● Your objective
Reproduce all records exactly.

Records that describe figures

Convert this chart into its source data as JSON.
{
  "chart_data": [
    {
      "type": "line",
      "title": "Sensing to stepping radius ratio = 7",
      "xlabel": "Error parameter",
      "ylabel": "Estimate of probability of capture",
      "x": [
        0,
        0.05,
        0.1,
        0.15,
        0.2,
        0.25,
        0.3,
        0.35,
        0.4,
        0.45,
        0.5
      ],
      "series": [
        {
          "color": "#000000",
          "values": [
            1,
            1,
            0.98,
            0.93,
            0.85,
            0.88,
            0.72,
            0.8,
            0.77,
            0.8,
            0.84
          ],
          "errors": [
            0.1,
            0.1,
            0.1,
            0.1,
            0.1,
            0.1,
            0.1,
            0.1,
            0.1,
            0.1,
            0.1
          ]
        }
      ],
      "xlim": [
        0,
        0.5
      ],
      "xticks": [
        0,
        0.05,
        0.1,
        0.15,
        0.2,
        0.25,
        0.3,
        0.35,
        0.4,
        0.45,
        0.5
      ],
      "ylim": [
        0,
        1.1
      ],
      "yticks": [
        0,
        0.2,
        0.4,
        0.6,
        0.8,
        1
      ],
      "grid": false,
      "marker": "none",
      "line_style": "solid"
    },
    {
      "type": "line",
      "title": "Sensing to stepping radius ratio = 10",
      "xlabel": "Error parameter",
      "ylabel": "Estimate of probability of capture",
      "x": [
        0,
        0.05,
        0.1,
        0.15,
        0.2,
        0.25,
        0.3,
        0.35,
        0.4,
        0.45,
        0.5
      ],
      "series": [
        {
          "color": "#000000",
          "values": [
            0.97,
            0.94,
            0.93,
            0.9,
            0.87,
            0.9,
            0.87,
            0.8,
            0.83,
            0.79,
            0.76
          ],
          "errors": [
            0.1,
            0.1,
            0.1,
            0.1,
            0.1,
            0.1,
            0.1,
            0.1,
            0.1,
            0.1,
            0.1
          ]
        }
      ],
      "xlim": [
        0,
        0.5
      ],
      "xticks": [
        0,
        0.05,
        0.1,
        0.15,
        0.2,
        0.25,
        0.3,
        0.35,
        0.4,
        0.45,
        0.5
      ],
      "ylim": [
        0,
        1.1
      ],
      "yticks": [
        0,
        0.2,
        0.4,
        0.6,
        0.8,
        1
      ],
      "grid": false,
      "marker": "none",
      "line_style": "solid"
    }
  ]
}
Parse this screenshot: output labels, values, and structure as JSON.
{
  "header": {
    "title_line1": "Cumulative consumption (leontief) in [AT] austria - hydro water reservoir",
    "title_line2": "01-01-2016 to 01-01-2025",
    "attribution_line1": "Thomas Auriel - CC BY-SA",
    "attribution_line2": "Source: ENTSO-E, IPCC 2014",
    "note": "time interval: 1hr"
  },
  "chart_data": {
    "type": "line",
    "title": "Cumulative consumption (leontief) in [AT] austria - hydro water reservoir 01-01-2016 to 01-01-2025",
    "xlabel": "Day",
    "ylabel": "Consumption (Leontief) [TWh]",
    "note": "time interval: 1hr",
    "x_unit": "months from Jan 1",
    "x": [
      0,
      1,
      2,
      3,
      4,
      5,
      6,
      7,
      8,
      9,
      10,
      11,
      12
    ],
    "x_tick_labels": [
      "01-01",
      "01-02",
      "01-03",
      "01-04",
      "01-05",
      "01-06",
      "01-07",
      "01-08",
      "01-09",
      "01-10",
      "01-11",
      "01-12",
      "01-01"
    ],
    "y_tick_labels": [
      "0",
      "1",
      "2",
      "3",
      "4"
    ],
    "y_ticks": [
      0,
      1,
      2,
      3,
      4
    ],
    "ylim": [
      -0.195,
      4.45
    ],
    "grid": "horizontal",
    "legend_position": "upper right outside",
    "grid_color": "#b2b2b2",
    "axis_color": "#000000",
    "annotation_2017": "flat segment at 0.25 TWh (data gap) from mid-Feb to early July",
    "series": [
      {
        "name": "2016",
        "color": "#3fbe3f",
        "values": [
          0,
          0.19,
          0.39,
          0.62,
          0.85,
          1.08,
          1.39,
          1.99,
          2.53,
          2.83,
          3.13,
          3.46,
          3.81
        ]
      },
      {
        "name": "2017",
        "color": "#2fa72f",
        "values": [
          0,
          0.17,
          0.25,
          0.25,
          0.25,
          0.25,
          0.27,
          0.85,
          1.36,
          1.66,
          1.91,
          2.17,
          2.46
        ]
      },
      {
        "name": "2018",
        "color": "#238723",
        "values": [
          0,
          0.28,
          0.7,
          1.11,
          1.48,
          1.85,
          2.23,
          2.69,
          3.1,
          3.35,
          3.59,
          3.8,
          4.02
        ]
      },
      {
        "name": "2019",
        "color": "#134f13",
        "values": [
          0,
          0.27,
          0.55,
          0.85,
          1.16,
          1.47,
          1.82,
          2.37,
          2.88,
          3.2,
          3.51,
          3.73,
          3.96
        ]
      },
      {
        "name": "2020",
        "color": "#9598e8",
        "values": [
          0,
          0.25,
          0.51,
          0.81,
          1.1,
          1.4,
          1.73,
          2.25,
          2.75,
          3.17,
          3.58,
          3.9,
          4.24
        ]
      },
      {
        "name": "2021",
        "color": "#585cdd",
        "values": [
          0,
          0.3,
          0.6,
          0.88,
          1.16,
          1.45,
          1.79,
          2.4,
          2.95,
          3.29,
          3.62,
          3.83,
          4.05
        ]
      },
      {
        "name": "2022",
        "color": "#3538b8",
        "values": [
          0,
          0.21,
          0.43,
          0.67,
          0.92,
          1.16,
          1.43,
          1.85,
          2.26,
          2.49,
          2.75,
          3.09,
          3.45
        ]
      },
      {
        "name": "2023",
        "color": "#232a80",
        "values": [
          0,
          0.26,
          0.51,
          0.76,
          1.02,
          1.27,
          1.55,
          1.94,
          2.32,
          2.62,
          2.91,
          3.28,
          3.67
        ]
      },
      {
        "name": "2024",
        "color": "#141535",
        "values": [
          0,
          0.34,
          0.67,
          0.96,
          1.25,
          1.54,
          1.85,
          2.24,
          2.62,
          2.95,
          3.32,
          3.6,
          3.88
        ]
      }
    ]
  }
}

● Completed task
Convert this chart into its source data as JSON.
{
  "chart_data": [
    {
      "type": "line",
      "title": "Sensing to stepping radius ratio = 7",
      "xlabel": "Error parameter",
      "ylabel": "Estimate of probability of capture",
      "x": [
        0,
        0.05,
        0.1,
        0.15,
        0.2,
        0.25,
        0.3,
        0.35,
        0.4,
        0.45,
        0.5
      ],
      "series": [
        {
          "color": "#000000",
          "values": [
            1,
            1,
            0.98,
            0.93,
            0.85,
            0.88,
            0.72,
            0.8,
            0.77,
            0.8,
            0.84
          ],
          "errors": [
            0.1,
            0.1,
            0.1,
            0.1,
            0.1,
            0.1,
            0.1,
            0.1,
            0.1,
            0.1,
            0.1
          ]
        }
      ],
      "xlim": [
        0,
        0.5
      ],
      "xticks": [
        0,
        0.05,
        0.1,
        0.15,
        0.2,
        0.25,
        0.3,
        0.35,
        0.4,
        0.45,
        0.5
      ],
      "ylim": [
        0,
        1.1
      ],
      "yticks": [
        0,
        0.2,
        0.4,
        0.6,
        0.8,
        1
      ],
      "grid": false,
      "marker": "none",
      "line_style": "solid"
    },
    {
      "type": "line",
      "title": "Sensing to stepping radius ratio = 10",
      "xlabel": "Error parameter",
      "ylabel": "Estimate of probability of capture",
      "x": [
        0,
        0.05,
        0.1,
        0.15,
        0.2,
        0.25,
        0.3,
        0.35,
        0.4,
        0.45,
        0.5
      ],
      "series": [
        {
          "color": "#000000",
          "values": [
            0.97,
            0.94,
            0.93,
            0.9,
            0.87,
            0.9,
            0.87,
            0.8,
            0.83,
            0.79,
            0.76
          ],
          "errors": [
            0.1,
            0.1,
            0.1,
            0.1,
            0.1,
            0.1,
            0.1,
            0.1,
            0.1,
            0.1,
            0.1
          ]
        }
      ],
      "xlim": [
        0,
        0.5
      ],
      "xticks": [
        0,
        0.05,
        0.1,
        0.15,
        0.2,
        0.25,
        0.3,
        0.35,
        0.4,
        0.45,
        0.5
      ],
      "ylim": [
        0,
        1.1
      ],
      "yticks": [
        0,
        0.2,
        0.4,
        0.6,
        0.8,
        1
      ],
      "grid": false,
      "marker": "none",
      "line_style": "solid"
    }
  ]
}
Parse this screenshot: output labels, values, and structure as JSON.
{
  "header": {
    "title_line1": "Cumulative consumption (leontief) in [AT] austria - hydro water reservoir",
    "title_line2": "01-01-2016 to 01-01-2025",
    "attribution_line1": "Thomas Auriel - CC BY-SA",
    "attribution_line2": "Source: ENTSO-E, IPCC 2014",
    "note": "time interval: 1hr"
  },
  "chart_data": {
    "type": "line",
    "title": "Cumulative consumption (leontief) in [AT] austria - hydro water reservoir 01-01-2016 to 01-01-2025",
    "xlabel": "Day",
    "ylabel": "Consumption (Leontief) [TWh]",
    "note": "time interval: 1hr",
    "x_unit": "months from Jan 1",
    "x": [
      0,
      1,
      2,
      3,
      4,
      5,
      6,
      7,
      8,
      9,
      10,
      11,
      12
    ],
    "x_tick_labels": [
      "01-01",
      "01-02",
      "01-03",
      "01-04",
      "01-05",
      "01-06",
      "01-07",
      "01-08",
      "01-09",
      "01-10",
      "01-11",
      "01-12",
      "01-01"
    ],
    "y_tick_labels": [
      "0",
      "1",
      "2",
      "3",
      "4"
    ],
    "y_ticks": [
      0,
      1,
      2,
      3,
      4
    ],
    "ylim": [
      -0.195,
      4.45
    ],
    "grid": "horizontal",
    "legend_position": "upper right outside",
    "grid_color": "#b2b2b2",
    "axis_color": "#000000",
    "annotation_2017": "flat segment at 0.25 TWh (data gap) from mid-Feb to early July",
    "series": [
      {
        "name": "2016",
        "color": "#3fbe3f",
        "values": [
          0,
          0.19,
          0.39,
          0.62,
          0.85,
          1.08,
          1.39,
          1.99,
          2.53,
          2.83,
          3.13,
          3.46,
          3.81
        ]
      },
      {
        "name": "2017",
        "color": "#2fa72f",
        "values": [
          0,
          0.17,
          0.25,
          0.25,
          0.25,
          0.25,
          0.27,
          0.85,
          1.36,
          1.66,
          1.91,
          2.17,
          2.46
        ]
      },
      {
        "name": "2018",
        "color": "#238723",
        "values": [
          0,
          0.28,
          0.7,
          1.11,
          1.48,
          1.85,
          2.23,
          2.69,
          3.1,
          3.35,
          3.59,
          3.8,
          4.02
        ]
      },
      {
        "name": "2019",
        "color": "#134f13",
        "values": [
          0,
          0.27,
          0.55,
          0.85,
          1.16,
          1.47,
          1.82,
          2.37,
          2.88,
          3.2,
          3.51,
          3.73,
          3.96
        ]
      },
      {
        "name": "2020",
        "color": "#9598e8",
        "values": [
          0,
          0.25,
          0.51,
          0.81,
          1.1,
          1.4,
          1.73,
          2.25,
          2.75,
          3.17,
          3.58,
          3.9,
          4.24
        ]
      },
      {
        "name": "2021",
        "color": "#585cdd",
        "values": [
          0,
          0.3,
          0.6,
          0.88,
          1.16,
          1.45,
          1.79,
          2.4,
          2.95,
          3.29,
          3.62,
          3.83,
          4.05
        ]
      },
      {
        "name": "2022",
        "color": "#3538b8",
        "values": [
          0,
          0.21,
          0.43,
          0.67,
          0.92,
          1.16,
          1.43,
          1.85,
          2.26,
          2.49,
          2.75,
          3.09,
          3.45
        ]
      },
      {
        "name": "2023",
        "color": "#232a80",
        "values": [
          0,
          0.26,
          0.51,
          0.76,
          1.02,
          1.27,
          1.55,
          1.94,
          2.32,
          2.62,
          2.91,
          3.28,
          3.67
        ]
      },
      {
        "name": "2024",
        "color": "#141535",
        "values": [
          0,
          0.34,
          0.67,
          0.96,
          1.25,
          1.54,
          1.85,
          2.24,
          2.62,
          2.95,
          3.32,
          3.6,
          3.88
        ]
      }
    ]
  }
}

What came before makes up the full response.